[start]

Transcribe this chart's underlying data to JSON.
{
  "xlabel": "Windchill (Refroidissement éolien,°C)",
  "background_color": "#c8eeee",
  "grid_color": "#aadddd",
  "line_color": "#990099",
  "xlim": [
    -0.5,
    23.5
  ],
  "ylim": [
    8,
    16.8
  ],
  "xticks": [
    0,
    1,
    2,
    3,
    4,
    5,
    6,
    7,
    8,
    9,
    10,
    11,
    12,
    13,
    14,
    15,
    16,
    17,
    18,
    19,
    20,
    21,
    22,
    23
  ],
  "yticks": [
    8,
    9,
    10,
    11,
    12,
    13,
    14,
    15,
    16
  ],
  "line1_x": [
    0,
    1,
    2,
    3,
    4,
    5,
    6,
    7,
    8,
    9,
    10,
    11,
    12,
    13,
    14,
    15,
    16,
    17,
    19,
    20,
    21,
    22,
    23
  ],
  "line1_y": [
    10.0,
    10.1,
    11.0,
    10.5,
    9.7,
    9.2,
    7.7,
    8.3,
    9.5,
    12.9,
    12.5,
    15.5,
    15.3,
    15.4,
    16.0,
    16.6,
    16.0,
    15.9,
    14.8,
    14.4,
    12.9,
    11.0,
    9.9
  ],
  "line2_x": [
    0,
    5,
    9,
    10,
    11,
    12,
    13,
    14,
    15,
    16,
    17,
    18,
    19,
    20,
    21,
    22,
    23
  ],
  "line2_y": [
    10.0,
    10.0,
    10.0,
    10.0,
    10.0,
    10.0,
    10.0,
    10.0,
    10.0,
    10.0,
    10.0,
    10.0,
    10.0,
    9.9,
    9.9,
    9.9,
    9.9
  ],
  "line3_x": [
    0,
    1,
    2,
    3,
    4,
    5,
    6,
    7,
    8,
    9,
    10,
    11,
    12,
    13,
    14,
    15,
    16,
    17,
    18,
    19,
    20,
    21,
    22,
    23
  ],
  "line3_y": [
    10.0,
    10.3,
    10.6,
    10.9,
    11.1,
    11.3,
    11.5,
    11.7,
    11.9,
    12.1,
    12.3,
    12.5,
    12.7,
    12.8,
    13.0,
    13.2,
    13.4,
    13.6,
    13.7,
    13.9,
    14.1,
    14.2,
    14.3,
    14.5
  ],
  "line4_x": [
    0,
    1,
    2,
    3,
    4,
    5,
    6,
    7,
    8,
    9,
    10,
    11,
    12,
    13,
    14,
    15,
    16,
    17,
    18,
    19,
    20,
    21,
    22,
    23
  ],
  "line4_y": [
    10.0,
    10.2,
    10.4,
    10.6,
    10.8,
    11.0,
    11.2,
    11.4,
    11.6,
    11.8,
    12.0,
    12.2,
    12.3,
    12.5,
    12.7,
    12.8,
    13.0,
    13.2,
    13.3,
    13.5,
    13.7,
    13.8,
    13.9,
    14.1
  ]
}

[end]

DESCRIPTION OF THE TASK
Write out all the data again, exactly as it appears.

WRITTEN SOLUTION
Transcribe this chart's underlying data to JSON.
{
  "xlabel": "Windchill (Refroidissement éolien,°C)",
  "background_color": "#c8eeee",
  "grid_color": "#aadddd",
  "line_color": "#990099",
  "xlim": [
    -0.5,
    23.5
  ],
  "ylim": [
    8,
    16.8
  ],
  "xticks": [
    0,
    1,
    2,
    3,
    4,
    5,
    6,
    7,
    8,
    9,
    10,
    11,
    12,
    13,
    14,
    15,
    16,
    17,
    18,
    19,
    20,
    21,
    22,
    23
  ],
  "yticks": [
    8,
    9,
    10,
    11,
    12,
    13,
    14,
    15,
    16
  ],
  "line1_x": [
    0,
    1,
    2,
    3,
    4,
    5,
    6,
    7,
    8,
    9,
    10,
    11,
    12,
    13,
    14,
    15,
    16,
    17,
    19,
    20,
    21,
    22,
    23
  ],
  "line1_y": [
    10.0,
    10.1,
    11.0,
    10.5,
    9.7,
    9.2,
    7.7,
    8.3,
    9.5,
    12.9,
    12.5,
    15.5,
    15.3,
    15.4,
    16.0,
    16.6,
    16.0,
    15.9,
    14.8,
    14.4,
    12.9,
    11.0,
    9.9
  ],
  "line2_x": [
    0,
    5,
    9,
    10,
    11,
    12,
    13,
    14,
    15,
    16,
    17,
    18,
    19,
    20,
    21,
    22,
    23
  ],
  "line2_y": [
    10.0,
    10.0,
    10.0,
    10.0,
    10.0,
    10.0,
    10.0,
    10.0,
    10.0,
    10.0,
    10.0,
    10.0,
    10.0,
    9.9,
    9.9,
    9.9,
    9.9
  ],
  "line3_x": [
    0,
    1,
    2,
    3,
    4,
    5,
    6,
    7,
    8,
    9,
    10,
    11,
    12,
    13,
    14,
    15,
    16,
    17,
    18,
    19,
    20,
    21,
    22,
    23
  ],
  "line3_y": [
    10.0,
    10.3,
    10.6,
    10.9,
    11.1,
    11.3,
    11.5,
    11.7,
    11.9,
    12.1,
    12.3,
    12.5,
    12.7,
    12.8,
    13.0,
    13.2,
    13.4,
    13.6,
    13.7,
    13.9,
    14.1,
    14.2,
    14.3,
    14.5
  ],
  "line4_x": [
    0,
    1,
    2,
    3,
    4,
    5,
    6,
    7,
    8,
    9,
    10,
    11,
    12,
    13,
    14,
    15,
    16,
    17,
    18,
    19,
    20,
    21,
    22,
    23
  ],
  "line4_y": [
    10.0,
    10.2,
    10.4,
    10.6,
    10.8,
    11.0,
    11.2,
    11.4,
    11.6,
    11.8,
    12.0,
    12.2,
    12.3,
    12.5,
    12.7,
    12.8,
    13.0,
    13.2,
    13.3,
    13.5,
    13.7,
    13.8,
    13.9,
    14.1
  ]
}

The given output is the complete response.